=== Information shown ===

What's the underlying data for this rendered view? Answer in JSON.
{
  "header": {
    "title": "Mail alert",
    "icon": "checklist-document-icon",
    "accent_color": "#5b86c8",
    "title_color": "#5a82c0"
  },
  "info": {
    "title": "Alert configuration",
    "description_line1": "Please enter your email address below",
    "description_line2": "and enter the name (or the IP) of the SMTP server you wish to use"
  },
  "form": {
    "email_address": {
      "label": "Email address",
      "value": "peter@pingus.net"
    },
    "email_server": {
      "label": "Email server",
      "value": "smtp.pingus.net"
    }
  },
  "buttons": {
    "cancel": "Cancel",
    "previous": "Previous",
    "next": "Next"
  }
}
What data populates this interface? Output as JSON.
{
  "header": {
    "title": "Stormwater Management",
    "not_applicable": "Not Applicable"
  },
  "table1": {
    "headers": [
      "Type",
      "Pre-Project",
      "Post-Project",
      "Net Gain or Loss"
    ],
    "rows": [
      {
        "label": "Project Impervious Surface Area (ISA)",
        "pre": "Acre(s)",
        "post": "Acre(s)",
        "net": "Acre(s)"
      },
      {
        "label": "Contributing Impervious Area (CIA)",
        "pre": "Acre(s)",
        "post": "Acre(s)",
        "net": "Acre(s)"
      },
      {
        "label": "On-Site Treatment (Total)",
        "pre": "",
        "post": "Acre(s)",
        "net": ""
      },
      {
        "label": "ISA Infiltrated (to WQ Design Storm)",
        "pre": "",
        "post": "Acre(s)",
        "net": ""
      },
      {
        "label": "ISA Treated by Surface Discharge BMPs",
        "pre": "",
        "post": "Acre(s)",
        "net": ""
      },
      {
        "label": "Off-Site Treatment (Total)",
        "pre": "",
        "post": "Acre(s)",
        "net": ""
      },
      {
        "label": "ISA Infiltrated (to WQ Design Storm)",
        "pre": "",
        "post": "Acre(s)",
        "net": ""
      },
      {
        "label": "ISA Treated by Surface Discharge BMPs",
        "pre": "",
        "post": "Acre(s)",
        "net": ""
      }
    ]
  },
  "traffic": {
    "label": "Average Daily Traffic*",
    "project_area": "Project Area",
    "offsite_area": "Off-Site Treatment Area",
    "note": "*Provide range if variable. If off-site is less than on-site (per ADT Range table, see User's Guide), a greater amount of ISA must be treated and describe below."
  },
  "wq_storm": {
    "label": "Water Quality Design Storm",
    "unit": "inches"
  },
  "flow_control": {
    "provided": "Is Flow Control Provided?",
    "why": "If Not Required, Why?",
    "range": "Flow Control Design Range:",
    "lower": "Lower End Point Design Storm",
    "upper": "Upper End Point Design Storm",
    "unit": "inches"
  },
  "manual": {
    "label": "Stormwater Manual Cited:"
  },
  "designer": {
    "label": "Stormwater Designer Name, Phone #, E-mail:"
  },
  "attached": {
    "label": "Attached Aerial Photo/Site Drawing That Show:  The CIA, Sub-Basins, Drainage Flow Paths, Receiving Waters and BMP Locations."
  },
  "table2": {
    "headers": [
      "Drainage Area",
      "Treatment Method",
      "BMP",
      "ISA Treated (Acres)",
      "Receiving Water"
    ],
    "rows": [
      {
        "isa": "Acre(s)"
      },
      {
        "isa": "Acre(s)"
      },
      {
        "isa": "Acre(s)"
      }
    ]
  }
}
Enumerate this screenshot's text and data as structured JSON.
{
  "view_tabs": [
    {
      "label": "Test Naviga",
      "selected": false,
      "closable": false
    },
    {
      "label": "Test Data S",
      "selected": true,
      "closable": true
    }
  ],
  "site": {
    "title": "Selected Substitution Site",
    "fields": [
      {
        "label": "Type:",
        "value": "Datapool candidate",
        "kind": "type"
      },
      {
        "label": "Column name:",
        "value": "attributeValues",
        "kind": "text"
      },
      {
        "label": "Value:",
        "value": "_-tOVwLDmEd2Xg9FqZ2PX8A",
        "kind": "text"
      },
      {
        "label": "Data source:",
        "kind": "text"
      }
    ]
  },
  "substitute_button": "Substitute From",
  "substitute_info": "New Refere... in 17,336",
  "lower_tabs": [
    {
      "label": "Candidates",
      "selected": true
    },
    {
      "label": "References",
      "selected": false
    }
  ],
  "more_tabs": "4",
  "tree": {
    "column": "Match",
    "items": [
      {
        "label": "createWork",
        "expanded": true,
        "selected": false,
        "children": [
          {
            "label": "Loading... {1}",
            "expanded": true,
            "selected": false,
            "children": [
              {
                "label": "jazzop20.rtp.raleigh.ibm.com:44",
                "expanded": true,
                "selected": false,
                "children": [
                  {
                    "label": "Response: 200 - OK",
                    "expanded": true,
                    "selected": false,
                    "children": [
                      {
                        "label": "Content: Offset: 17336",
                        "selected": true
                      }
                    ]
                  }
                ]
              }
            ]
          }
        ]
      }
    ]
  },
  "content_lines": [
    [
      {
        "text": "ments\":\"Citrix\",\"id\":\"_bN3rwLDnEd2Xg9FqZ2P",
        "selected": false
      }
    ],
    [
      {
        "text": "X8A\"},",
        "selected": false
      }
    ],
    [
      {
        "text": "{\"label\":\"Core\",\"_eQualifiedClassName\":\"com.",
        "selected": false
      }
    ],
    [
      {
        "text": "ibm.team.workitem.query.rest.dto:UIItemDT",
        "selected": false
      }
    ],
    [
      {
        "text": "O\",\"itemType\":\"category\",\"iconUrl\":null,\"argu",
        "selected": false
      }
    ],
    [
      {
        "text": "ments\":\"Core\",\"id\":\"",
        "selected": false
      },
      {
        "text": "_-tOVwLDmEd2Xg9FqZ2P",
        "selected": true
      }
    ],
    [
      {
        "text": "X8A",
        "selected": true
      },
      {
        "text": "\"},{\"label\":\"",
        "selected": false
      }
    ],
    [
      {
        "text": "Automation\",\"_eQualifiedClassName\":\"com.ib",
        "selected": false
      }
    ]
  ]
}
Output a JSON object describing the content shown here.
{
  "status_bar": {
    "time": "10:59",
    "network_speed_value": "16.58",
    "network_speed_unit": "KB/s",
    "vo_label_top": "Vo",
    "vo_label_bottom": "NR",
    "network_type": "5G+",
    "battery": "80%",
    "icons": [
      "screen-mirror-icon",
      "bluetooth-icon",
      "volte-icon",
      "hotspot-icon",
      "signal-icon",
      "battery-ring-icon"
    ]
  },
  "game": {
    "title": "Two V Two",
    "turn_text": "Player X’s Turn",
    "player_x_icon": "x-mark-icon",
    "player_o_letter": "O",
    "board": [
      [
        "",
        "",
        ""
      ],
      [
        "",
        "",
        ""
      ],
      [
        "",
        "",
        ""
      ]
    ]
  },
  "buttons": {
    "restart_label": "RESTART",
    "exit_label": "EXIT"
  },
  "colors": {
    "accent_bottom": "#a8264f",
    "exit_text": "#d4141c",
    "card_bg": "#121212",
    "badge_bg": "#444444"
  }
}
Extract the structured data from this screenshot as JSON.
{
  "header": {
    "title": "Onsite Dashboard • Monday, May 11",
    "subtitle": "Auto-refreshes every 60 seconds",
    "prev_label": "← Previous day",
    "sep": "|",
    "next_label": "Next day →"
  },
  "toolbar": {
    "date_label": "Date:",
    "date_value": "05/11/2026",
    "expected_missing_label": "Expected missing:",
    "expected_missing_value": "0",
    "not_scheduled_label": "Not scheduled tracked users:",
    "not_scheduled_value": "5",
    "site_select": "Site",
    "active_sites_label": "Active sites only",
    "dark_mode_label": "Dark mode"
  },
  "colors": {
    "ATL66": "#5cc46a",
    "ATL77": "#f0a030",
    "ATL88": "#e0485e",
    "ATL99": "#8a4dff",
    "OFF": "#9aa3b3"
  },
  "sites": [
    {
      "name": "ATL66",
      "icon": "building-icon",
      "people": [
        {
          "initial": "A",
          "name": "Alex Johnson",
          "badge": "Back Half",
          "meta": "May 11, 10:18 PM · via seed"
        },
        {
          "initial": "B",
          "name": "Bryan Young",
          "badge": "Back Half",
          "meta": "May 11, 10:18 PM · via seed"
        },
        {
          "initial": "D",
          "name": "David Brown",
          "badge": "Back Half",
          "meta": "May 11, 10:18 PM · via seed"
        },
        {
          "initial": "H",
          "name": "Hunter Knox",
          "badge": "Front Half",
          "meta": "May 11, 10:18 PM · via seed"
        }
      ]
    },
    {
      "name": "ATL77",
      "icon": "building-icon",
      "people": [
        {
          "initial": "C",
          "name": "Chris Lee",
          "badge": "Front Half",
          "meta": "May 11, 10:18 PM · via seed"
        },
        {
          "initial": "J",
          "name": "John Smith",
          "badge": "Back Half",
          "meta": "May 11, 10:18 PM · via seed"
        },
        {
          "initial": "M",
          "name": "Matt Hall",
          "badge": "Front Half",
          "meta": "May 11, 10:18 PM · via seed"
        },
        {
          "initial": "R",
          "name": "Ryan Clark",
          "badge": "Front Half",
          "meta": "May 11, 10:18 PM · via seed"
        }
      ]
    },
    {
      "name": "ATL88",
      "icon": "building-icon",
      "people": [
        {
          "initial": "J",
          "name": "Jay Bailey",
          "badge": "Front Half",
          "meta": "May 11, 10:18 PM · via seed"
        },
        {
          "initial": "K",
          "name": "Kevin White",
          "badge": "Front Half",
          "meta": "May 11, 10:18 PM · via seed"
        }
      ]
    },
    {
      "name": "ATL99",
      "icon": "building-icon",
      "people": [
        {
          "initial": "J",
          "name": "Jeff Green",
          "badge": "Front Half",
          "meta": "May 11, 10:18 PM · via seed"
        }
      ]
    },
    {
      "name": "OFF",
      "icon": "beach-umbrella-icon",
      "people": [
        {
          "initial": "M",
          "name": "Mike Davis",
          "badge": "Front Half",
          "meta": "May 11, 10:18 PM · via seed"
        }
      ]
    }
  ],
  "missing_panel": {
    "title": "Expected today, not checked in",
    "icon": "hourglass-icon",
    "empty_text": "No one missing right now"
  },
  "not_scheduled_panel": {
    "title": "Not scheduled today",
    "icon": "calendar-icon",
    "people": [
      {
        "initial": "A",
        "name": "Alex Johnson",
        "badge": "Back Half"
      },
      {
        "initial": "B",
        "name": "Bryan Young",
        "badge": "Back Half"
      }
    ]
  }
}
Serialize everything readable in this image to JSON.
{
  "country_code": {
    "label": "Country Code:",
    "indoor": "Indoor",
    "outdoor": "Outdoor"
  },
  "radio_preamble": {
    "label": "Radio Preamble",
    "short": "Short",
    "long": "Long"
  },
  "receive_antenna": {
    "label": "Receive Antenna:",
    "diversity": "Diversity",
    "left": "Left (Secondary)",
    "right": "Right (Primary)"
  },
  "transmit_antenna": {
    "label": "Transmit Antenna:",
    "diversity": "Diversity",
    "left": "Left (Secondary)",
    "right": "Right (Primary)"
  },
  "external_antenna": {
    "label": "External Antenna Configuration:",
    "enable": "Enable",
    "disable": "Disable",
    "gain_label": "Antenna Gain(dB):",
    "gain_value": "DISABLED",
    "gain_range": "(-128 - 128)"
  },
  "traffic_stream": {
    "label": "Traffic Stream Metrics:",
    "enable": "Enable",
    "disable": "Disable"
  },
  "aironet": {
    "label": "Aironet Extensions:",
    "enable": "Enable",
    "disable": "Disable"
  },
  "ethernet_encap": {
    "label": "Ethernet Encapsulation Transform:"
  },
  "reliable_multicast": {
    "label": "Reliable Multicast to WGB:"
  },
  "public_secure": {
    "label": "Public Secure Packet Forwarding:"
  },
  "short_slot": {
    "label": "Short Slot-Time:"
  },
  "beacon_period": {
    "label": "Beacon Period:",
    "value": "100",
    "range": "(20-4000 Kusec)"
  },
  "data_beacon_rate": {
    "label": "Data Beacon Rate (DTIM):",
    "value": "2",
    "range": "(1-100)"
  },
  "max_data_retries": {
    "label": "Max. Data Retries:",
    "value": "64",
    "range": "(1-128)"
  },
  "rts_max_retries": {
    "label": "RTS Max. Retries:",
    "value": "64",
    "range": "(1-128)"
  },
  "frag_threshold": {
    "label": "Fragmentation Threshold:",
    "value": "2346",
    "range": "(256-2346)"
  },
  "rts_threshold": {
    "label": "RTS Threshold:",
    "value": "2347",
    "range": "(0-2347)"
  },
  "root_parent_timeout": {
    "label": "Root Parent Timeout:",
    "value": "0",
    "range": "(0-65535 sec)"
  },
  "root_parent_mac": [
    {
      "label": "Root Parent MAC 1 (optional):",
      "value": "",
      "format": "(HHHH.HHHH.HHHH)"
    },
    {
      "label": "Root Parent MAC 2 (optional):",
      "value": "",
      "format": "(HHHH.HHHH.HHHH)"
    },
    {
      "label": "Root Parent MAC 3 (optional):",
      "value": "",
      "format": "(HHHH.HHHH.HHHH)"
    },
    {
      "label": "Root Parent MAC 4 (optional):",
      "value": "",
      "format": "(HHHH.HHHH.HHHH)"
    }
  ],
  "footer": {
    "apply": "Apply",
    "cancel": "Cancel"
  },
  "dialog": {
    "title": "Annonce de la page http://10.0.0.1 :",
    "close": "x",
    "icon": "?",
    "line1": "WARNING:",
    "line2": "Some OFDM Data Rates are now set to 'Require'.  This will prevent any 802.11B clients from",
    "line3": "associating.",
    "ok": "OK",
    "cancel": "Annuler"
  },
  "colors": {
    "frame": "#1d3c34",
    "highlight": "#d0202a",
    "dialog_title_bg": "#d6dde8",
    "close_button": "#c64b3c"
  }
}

===

• Set task: Scan the records above for the string "expanded", then select every line that holds it.

• Problem solution:
        "expanded": true,
            "expanded": true,
                "expanded": true,
                    "expanded": true,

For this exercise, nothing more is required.